Without including any images, repeat the data exactly.
━━ Record list
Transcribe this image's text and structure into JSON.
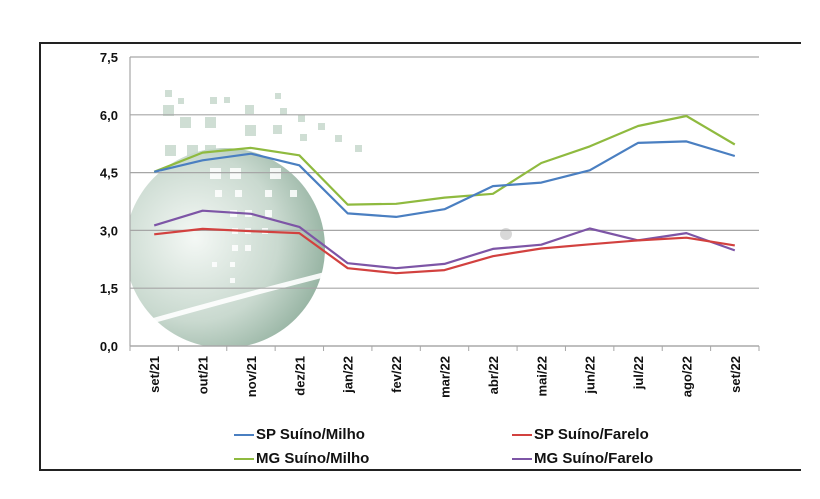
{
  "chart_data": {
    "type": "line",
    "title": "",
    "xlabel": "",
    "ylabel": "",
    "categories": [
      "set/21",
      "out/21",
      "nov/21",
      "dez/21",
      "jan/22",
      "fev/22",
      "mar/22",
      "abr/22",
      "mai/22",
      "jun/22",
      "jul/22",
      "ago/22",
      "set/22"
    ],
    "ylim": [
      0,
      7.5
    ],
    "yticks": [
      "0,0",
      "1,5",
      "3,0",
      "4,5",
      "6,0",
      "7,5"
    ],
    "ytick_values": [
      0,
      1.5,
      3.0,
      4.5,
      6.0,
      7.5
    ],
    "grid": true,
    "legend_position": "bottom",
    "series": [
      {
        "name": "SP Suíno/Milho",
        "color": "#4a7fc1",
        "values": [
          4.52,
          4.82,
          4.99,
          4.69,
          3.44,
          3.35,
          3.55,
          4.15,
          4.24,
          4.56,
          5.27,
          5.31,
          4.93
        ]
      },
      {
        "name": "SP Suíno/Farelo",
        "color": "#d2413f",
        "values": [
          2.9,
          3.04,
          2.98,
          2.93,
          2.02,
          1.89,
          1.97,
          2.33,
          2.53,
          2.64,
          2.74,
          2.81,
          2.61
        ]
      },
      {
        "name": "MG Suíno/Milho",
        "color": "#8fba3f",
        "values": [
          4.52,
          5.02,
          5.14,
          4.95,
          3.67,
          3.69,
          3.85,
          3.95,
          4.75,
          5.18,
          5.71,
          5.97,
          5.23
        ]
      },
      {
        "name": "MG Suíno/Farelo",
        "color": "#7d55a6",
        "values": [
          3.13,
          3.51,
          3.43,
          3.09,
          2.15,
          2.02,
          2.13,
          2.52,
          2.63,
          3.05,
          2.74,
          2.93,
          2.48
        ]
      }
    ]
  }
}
━━━━
» Response to this task
Transcribe this image's text and structure into JSON.
{
  "chart_data": {
    "type": "line",
    "title": "",
    "xlabel": "",
    "ylabel": "",
    "categories": [
      "set/21",
      "out/21",
      "nov/21",
      "dez/21",
      "jan/22",
      "fev/22",
      "mar/22",
      "abr/22",
      "mai/22",
      "jun/22",
      "jul/22",
      "ago/22",
      "set/22"
    ],
    "ylim": [
      0,
      7.5
    ],
    "yticks": [
      "0,0",
      "1,5",
      "3,0",
      "4,5",
      "6,0",
      "7,5"
    ],
    "ytick_values": [
      0,
      1.5,
      3.0,
      4.5,
      6.0,
      7.5
    ],
    "grid": true,
    "legend_position": "bottom",
    "series": [
      {
        "name": "SP Suíno/Milho",
        "color": "#4a7fc1",
        "values": [
          4.52,
          4.82,
          4.99,
          4.69,
          3.44,
          3.35,
          3.55,
          4.15,
          4.24,
          4.56,
          5.27,
          5.31,
          4.93
        ]
      },
      {
        "name": "SP Suíno/Farelo",
        "color": "#d2413f",
        "values": [
          2.9,
          3.04,
          2.98,
          2.93,
          2.02,
          1.89,
          1.97,
          2.33,
          2.53,
          2.64,
          2.74,
          2.81,
          2.61
        ]
      },
      {
        "name": "MG Suíno/Milho",
        "color": "#8fba3f",
        "values": [
          4.52,
          5.02,
          5.14,
          4.95,
          3.67,
          3.69,
          3.85,
          3.95,
          4.75,
          5.18,
          5.71,
          5.97,
          5.23
        ]
      },
      {
        "name": "MG Suíno/Farelo",
        "color": "#7d55a6",
        "values": [
          3.13,
          3.51,
          3.43,
          3.09,
          2.15,
          2.02,
          2.13,
          2.52,
          2.63,
          3.05,
          2.74,
          2.93,
          2.48
        ]
      }
    ]
  }
}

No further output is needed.